*YOUR INSTRUCTIONS*:
What lines of the data hold the string "start"? Pull each one out.

═════ DATA PROVIDED

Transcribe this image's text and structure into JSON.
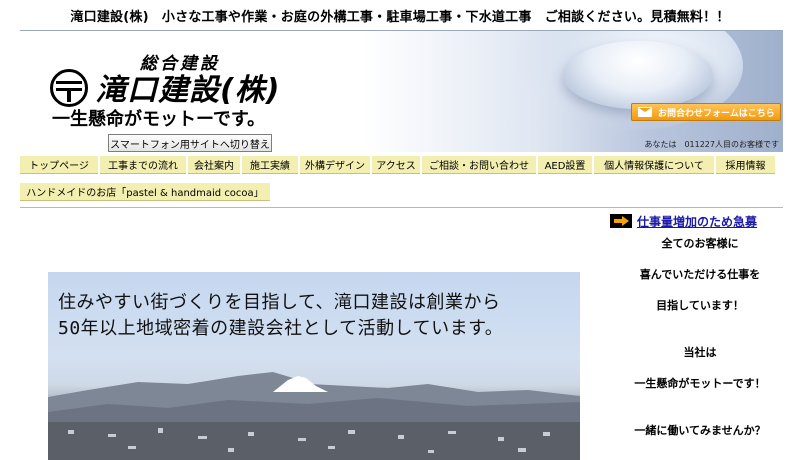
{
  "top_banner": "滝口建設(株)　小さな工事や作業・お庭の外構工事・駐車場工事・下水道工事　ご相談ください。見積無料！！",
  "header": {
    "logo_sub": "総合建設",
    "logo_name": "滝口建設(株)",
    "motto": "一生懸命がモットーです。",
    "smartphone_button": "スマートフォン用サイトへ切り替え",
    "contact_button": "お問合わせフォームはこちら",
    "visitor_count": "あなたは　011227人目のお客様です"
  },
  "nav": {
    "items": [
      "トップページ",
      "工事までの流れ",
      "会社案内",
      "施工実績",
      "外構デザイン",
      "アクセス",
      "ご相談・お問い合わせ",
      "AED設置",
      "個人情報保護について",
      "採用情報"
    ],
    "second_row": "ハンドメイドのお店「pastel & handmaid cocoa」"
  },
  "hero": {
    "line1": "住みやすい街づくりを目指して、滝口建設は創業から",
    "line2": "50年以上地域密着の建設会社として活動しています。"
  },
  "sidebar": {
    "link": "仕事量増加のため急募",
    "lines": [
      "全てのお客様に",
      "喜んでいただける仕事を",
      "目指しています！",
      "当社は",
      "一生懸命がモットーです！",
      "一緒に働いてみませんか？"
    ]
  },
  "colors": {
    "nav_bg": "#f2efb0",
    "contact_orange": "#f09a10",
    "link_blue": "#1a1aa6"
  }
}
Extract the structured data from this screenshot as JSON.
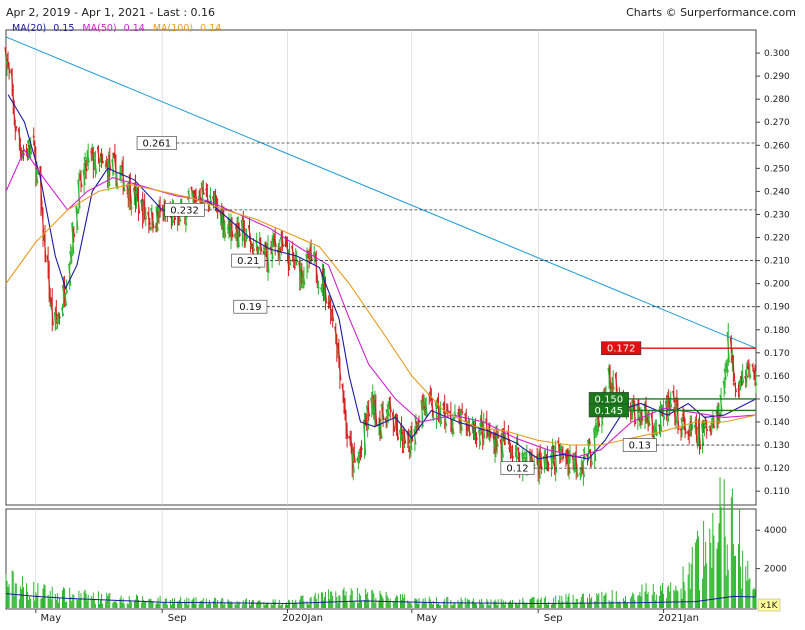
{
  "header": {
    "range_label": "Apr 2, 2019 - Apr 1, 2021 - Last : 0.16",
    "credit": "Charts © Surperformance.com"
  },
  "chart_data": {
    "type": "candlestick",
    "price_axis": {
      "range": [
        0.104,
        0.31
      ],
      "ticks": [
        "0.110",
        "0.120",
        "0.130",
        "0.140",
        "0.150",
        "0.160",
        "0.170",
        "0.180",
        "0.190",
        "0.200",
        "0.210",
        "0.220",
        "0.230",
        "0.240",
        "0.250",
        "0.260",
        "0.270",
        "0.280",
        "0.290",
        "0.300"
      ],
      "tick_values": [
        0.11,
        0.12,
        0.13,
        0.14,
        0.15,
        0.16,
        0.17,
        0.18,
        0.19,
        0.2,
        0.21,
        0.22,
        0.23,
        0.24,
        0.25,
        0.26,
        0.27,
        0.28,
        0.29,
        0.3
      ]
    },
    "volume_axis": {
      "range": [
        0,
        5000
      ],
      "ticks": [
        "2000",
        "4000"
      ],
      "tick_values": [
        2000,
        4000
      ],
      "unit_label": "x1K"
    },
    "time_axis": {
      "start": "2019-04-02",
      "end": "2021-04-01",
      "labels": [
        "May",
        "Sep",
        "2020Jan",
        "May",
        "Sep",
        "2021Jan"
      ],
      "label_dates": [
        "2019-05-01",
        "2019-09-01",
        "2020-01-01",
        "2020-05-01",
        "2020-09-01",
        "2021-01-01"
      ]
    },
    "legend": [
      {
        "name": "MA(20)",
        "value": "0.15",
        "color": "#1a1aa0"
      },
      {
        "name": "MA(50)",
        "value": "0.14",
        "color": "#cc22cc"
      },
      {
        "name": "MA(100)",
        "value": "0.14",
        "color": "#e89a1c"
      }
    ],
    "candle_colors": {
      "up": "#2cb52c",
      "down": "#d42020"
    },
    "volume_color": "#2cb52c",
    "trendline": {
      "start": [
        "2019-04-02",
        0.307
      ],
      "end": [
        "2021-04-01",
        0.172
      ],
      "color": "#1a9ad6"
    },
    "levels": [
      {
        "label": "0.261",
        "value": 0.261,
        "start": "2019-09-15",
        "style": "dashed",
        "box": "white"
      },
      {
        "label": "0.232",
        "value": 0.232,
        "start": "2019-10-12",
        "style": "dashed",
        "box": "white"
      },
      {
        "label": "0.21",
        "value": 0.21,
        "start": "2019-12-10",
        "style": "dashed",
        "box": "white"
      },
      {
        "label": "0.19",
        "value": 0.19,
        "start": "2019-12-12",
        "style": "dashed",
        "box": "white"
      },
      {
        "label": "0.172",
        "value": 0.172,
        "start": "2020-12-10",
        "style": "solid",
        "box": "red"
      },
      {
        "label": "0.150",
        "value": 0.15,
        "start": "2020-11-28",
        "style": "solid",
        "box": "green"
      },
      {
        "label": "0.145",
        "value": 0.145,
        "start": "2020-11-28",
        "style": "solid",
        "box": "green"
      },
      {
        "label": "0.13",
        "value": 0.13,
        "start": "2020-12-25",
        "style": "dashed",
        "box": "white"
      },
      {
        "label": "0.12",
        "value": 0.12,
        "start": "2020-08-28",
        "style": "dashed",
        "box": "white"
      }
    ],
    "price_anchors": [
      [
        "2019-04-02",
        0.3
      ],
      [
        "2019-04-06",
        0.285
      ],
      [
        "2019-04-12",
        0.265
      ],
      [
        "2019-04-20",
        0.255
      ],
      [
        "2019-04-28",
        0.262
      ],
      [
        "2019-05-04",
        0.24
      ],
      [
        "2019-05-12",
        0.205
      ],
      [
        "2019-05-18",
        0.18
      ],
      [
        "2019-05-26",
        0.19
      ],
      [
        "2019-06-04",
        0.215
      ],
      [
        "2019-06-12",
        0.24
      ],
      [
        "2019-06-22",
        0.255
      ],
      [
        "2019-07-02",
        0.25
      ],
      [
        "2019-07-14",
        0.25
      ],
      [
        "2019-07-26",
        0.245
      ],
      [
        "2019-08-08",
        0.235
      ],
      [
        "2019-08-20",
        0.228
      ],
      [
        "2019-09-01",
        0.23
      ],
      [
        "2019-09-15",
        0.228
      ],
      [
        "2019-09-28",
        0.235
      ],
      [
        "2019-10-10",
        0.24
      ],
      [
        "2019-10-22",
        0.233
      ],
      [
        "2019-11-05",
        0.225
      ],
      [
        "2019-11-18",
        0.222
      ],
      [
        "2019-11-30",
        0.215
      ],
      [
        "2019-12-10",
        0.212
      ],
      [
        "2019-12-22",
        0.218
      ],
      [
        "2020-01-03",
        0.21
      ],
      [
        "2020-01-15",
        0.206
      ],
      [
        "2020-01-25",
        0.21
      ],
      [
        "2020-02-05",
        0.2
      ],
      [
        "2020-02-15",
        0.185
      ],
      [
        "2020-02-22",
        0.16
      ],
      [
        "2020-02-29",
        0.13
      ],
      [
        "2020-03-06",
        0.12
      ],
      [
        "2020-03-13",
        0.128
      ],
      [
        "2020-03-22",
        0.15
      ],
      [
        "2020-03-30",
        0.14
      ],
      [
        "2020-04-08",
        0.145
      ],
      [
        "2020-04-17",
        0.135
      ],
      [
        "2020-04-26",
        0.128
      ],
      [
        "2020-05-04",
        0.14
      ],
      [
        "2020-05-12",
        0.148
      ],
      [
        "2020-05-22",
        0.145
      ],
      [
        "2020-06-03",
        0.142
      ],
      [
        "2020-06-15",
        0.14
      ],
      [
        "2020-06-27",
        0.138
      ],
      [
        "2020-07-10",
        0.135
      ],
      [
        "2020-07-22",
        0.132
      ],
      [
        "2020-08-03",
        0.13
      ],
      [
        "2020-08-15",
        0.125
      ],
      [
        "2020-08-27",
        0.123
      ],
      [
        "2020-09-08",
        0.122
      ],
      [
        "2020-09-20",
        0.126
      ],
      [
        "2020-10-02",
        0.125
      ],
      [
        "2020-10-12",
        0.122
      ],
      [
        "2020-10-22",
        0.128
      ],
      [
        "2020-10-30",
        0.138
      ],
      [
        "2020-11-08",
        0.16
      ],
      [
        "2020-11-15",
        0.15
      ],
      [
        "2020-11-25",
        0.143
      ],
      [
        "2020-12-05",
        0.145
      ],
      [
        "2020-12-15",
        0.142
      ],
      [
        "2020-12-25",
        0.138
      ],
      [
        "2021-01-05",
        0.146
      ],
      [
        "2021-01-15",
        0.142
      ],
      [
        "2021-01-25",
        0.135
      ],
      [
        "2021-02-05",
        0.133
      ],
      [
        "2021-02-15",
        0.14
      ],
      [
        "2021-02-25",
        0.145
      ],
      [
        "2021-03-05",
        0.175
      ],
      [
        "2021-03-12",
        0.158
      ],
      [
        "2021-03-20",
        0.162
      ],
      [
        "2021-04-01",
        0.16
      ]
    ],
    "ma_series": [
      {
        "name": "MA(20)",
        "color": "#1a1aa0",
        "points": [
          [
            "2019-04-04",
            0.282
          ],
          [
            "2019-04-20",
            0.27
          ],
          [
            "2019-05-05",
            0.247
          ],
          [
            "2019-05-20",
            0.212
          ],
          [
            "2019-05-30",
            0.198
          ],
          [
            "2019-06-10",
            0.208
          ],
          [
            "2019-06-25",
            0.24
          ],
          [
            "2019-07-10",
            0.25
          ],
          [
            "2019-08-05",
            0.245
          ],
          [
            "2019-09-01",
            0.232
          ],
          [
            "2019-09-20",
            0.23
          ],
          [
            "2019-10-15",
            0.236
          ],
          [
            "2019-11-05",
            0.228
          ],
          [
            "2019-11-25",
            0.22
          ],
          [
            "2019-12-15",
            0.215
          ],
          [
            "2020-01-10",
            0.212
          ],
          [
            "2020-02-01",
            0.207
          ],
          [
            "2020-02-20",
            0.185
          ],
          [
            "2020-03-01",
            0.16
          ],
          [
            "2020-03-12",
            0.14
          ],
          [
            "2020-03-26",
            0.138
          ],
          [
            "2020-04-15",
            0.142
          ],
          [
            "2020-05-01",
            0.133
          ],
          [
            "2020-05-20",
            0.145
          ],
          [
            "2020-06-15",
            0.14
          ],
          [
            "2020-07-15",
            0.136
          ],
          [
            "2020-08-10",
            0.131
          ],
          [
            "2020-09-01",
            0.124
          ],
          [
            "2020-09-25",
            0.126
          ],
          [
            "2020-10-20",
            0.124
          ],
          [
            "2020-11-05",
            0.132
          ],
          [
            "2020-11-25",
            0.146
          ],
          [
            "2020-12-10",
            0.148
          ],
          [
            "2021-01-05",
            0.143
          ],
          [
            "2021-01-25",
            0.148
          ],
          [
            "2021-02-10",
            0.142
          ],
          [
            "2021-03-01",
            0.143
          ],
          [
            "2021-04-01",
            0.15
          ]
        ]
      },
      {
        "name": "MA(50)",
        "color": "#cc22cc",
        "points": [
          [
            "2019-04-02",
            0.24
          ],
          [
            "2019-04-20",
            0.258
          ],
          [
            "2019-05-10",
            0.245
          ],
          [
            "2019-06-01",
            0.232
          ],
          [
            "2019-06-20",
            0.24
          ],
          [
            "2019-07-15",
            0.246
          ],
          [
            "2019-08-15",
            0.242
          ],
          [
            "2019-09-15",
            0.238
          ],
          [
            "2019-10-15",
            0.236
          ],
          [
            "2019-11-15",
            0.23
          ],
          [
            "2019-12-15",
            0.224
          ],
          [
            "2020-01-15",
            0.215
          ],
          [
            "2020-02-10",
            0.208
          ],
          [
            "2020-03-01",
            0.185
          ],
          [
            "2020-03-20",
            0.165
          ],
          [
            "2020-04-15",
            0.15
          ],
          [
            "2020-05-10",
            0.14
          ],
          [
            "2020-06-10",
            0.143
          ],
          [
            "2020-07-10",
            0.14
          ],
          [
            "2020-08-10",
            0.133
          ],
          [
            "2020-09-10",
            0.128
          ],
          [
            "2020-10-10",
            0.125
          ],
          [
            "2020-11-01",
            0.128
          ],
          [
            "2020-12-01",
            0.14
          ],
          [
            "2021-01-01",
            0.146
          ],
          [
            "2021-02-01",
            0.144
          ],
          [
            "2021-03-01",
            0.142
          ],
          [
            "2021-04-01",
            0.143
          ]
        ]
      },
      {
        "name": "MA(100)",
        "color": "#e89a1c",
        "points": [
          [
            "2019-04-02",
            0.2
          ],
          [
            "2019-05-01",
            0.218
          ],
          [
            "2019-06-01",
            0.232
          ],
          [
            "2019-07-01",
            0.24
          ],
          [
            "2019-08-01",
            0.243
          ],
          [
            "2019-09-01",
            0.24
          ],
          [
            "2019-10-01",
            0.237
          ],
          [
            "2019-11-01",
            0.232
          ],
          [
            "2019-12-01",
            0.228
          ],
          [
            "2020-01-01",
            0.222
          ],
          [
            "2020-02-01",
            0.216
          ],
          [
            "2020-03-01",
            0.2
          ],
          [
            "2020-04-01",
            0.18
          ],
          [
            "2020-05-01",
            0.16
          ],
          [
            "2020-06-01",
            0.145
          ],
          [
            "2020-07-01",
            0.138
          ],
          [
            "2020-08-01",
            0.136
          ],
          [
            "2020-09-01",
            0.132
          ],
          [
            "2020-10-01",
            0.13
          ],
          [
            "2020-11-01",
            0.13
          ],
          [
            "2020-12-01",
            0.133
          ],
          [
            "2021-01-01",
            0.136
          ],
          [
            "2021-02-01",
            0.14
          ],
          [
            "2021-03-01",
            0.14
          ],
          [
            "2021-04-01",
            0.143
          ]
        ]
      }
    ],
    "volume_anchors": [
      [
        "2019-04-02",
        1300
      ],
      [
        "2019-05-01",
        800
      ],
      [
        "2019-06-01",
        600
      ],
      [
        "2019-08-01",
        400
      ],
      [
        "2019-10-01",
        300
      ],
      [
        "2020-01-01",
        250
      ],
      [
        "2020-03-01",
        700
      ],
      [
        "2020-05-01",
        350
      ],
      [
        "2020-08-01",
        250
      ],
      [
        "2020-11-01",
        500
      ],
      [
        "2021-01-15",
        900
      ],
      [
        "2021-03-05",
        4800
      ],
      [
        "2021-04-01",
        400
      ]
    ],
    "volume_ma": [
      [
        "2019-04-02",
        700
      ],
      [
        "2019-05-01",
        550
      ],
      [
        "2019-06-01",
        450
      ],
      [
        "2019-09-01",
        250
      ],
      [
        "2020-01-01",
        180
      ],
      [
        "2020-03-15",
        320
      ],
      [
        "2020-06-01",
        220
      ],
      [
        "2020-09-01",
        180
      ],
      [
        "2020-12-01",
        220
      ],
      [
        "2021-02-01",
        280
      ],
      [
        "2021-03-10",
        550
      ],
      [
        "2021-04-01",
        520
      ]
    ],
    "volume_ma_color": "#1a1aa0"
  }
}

══════════

*EXERCISE RESPONSE*:
      "start": "2019-04-02",
      "start": [
        "start": "2019-09-15",
        "start": "2019-10-12",
        "start": "2019-12-10",
        "start": "2019-12-12",
        "start": "2020-12-10",
        "start": "2020-11-28",
        "start": "2020-11-28",
        "start": "2020-12-25",
        "start": "2020-08-28",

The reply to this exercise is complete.